• DIRECTIONS:
Reproduce all of the material word for word.
####
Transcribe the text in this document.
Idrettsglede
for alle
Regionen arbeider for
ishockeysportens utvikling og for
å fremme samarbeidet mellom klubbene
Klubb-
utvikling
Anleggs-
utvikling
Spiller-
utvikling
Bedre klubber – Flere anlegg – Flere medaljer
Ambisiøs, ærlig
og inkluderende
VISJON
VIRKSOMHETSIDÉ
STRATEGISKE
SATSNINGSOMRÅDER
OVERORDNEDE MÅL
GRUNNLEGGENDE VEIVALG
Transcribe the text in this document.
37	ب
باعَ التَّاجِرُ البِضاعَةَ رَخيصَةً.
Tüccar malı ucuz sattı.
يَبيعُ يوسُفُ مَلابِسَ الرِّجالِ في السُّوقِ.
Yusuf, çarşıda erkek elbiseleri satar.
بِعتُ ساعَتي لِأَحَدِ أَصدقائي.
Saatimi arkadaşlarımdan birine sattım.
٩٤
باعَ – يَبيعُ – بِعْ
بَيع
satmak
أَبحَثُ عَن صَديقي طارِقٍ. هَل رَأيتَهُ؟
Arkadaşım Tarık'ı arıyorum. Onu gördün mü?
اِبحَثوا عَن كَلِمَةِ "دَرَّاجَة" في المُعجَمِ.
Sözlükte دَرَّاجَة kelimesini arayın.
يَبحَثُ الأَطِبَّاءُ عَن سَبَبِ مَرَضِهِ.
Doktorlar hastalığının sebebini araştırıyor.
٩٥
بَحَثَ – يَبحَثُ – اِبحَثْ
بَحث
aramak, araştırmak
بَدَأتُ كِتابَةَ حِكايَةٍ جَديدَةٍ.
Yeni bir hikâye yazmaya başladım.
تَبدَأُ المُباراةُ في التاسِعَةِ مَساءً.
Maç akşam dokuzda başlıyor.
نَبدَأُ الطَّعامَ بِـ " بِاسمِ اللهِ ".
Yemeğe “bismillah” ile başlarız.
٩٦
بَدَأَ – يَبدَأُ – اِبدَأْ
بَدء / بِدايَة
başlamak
####
• SOLUTION FOR THIS EXERCISE:
Transcribe the text in this document.
Idrettsglede
for alle
Regionen arbeider for
ishockeysportens utvikling og for
å fremme samarbeidet mellom klubbene
Klubb-
utvikling
Anleggs-
utvikling
Spiller-
utvikling
Bedre klubber – Flere anlegg – Flere medaljer
Ambisiøs, ærlig
og inkluderende
VISJON
VIRKSOMHETSIDÉ
STRATEGISKE
SATSNINGSOMRÅDER
OVERORDNEDE MÅL
GRUNNLEGGENDE VEIVALG
Transcribe the text in this document.
37	ب
باعَ التَّاجِرُ البِضاعَةَ رَخيصَةً.
Tüccar malı ucuz sattı.
يَبيعُ يوسُفُ مَلابِسَ الرِّجالِ في السُّوقِ.
Yusuf, çarşıda erkek elbiseleri satar.
بِعتُ ساعَتي لِأَحَدِ أَصدقائي.
Saatimi arkadaşlarımdan birine sattım.
٩٤
باعَ – يَبيعُ – بِعْ
بَيع
satmak
أَبحَثُ عَن صَديقي طارِقٍ. هَل رَأيتَهُ؟
Arkadaşım Tarık'ı arıyorum. Onu gördün mü?
اِبحَثوا عَن كَلِمَةِ "دَرَّاجَة" في المُعجَمِ.
Sözlükte دَرَّاجَة kelimesini arayın.
يَبحَثُ الأَطِبَّاءُ عَن سَبَبِ مَرَضِهِ.
Doktorlar hastalığının sebebini araştırıyor.
٩٥
بَحَثَ – يَبحَثُ – اِبحَثْ
بَحث
aramak, araştırmak
بَدَأتُ كِتابَةَ حِكايَةٍ جَديدَةٍ.
Yeni bir hikâye yazmaya başladım.
تَبدَأُ المُباراةُ في التاسِعَةِ مَساءً.
Maç akşam dokuzda başlıyor.
نَبدَأُ الطَّعامَ بِـ " بِاسمِ اللهِ ".
Yemeğe “bismillah” ile başlarız.
٩٦
بَدَأَ – يَبدَأُ – اِبدَأْ
بَدء / بِدايَة
başlamak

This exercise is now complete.